WRITTEN PROBLEM: Below are some entries. Work out how many of their lines hold the word "used", and write that number alone.

SOURCE DATA:
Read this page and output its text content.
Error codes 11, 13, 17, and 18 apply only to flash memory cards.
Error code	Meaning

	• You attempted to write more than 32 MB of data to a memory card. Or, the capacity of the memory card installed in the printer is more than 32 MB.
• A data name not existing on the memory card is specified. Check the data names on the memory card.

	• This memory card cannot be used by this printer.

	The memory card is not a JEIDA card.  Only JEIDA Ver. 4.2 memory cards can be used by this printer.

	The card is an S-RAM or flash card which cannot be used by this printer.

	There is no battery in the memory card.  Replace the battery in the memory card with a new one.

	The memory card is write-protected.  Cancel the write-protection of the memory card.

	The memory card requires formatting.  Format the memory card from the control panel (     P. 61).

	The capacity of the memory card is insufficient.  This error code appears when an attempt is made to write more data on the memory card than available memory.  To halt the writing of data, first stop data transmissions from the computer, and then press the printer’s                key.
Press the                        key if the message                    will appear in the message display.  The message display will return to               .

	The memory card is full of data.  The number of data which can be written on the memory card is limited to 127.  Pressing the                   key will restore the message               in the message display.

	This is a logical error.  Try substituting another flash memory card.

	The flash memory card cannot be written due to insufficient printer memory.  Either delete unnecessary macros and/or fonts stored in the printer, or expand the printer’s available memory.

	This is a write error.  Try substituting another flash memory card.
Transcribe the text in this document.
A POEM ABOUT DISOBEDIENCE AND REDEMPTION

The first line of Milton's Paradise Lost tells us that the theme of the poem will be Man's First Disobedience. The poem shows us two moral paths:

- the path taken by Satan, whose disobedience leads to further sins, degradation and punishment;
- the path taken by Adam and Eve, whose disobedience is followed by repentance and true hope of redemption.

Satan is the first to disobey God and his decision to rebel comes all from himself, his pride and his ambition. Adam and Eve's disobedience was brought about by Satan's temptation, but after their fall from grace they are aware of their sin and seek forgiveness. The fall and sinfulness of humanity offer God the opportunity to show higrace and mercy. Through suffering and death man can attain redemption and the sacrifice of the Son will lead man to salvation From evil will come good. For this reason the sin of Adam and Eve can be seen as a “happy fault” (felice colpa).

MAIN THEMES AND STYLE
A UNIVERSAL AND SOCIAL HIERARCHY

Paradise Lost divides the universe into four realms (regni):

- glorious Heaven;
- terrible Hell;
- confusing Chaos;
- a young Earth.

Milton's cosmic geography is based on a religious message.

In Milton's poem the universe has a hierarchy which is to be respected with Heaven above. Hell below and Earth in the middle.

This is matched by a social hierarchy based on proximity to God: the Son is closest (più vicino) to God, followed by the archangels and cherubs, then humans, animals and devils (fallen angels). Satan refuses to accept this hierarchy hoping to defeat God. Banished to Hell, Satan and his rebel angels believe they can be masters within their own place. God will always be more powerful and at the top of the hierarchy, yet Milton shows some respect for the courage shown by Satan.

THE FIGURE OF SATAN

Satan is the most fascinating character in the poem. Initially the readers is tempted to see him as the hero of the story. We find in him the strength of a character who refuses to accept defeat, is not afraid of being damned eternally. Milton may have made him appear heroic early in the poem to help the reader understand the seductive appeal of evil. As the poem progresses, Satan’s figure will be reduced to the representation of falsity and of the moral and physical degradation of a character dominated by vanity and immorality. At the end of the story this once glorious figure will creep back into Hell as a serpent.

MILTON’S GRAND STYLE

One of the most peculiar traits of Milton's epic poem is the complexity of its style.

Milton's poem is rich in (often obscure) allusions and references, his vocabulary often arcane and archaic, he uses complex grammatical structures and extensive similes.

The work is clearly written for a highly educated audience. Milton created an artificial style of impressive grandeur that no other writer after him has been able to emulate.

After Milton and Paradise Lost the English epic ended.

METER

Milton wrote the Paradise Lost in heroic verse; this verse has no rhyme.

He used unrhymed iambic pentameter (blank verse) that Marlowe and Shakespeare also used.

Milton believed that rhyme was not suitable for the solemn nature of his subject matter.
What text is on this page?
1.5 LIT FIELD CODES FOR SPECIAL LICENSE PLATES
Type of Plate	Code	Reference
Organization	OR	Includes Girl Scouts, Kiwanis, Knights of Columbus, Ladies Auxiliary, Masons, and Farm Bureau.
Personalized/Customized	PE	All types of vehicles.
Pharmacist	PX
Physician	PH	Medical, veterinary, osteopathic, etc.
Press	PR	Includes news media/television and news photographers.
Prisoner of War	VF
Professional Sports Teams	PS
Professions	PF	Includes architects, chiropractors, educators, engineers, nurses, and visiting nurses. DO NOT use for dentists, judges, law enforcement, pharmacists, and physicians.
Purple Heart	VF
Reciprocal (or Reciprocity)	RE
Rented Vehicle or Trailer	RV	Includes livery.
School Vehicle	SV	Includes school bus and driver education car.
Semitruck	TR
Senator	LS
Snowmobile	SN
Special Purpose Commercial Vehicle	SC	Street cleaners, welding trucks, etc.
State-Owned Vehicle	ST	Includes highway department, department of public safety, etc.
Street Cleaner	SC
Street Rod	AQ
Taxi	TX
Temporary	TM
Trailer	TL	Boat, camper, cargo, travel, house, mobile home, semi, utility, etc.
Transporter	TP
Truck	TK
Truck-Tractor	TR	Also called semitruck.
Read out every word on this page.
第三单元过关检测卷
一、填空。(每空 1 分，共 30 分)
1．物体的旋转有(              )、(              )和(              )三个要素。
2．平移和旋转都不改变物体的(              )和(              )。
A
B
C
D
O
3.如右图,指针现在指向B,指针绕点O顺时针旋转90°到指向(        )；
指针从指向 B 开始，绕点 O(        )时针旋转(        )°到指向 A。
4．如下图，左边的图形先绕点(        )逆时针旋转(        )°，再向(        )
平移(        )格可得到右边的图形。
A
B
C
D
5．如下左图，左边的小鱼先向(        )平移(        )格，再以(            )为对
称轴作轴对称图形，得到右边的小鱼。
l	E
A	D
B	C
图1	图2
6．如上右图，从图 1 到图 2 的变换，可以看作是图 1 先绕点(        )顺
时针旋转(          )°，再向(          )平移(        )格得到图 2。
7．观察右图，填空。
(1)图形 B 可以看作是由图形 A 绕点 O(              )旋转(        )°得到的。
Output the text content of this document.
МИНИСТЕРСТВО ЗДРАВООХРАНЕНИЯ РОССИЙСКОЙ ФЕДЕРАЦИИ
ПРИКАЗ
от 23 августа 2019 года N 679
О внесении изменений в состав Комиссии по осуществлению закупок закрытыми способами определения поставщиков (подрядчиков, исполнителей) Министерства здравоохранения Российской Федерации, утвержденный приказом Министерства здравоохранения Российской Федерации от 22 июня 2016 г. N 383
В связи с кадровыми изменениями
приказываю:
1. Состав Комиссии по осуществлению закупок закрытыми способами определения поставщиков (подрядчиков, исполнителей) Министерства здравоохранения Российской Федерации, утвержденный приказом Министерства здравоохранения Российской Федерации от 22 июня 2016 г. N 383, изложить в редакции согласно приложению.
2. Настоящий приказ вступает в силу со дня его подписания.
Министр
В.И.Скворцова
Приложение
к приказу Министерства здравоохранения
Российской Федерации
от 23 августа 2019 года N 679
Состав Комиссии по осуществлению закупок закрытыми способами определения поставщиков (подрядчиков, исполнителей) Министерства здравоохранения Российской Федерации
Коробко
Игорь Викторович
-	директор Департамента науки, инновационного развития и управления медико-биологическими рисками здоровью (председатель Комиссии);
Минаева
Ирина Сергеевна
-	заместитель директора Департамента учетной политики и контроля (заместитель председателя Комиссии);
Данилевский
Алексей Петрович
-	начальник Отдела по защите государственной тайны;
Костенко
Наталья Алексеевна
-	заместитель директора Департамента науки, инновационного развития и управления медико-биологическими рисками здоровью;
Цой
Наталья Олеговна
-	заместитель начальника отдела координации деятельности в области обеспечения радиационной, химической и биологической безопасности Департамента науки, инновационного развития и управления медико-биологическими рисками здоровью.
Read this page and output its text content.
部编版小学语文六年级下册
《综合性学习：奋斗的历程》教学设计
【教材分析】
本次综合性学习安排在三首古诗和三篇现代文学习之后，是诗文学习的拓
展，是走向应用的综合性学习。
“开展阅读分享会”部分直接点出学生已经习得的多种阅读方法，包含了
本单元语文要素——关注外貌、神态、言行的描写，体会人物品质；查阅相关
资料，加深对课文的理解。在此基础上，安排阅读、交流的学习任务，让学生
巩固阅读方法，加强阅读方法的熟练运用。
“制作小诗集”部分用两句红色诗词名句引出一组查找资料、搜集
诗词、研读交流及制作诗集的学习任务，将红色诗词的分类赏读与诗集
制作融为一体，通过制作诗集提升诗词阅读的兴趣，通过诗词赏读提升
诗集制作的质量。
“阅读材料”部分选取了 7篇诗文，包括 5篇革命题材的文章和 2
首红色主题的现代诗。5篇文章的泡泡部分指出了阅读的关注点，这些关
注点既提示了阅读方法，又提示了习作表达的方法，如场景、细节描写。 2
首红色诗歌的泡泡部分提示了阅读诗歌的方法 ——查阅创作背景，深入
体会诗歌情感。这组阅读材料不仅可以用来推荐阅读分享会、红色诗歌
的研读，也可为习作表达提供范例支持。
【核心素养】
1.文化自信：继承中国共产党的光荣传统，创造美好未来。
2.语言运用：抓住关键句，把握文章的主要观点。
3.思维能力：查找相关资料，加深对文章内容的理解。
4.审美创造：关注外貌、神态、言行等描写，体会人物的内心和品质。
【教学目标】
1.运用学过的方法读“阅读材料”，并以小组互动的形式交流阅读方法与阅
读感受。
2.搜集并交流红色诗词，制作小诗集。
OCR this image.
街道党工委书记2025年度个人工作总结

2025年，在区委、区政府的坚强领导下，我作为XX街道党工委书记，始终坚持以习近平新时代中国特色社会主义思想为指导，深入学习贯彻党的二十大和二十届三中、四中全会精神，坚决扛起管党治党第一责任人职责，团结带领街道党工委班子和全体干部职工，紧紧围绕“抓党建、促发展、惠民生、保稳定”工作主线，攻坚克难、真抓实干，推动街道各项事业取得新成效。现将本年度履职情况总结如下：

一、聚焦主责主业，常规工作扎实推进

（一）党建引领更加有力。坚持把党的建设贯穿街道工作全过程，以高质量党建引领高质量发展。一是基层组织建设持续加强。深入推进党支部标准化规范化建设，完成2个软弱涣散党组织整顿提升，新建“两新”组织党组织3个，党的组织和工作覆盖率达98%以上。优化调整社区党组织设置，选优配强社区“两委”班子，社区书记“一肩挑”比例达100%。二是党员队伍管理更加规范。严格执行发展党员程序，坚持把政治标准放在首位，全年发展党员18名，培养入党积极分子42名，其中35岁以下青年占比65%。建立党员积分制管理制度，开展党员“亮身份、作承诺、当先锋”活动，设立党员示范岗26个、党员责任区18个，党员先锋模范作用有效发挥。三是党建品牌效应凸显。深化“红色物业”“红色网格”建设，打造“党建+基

WRITTEN SOLUTION: 4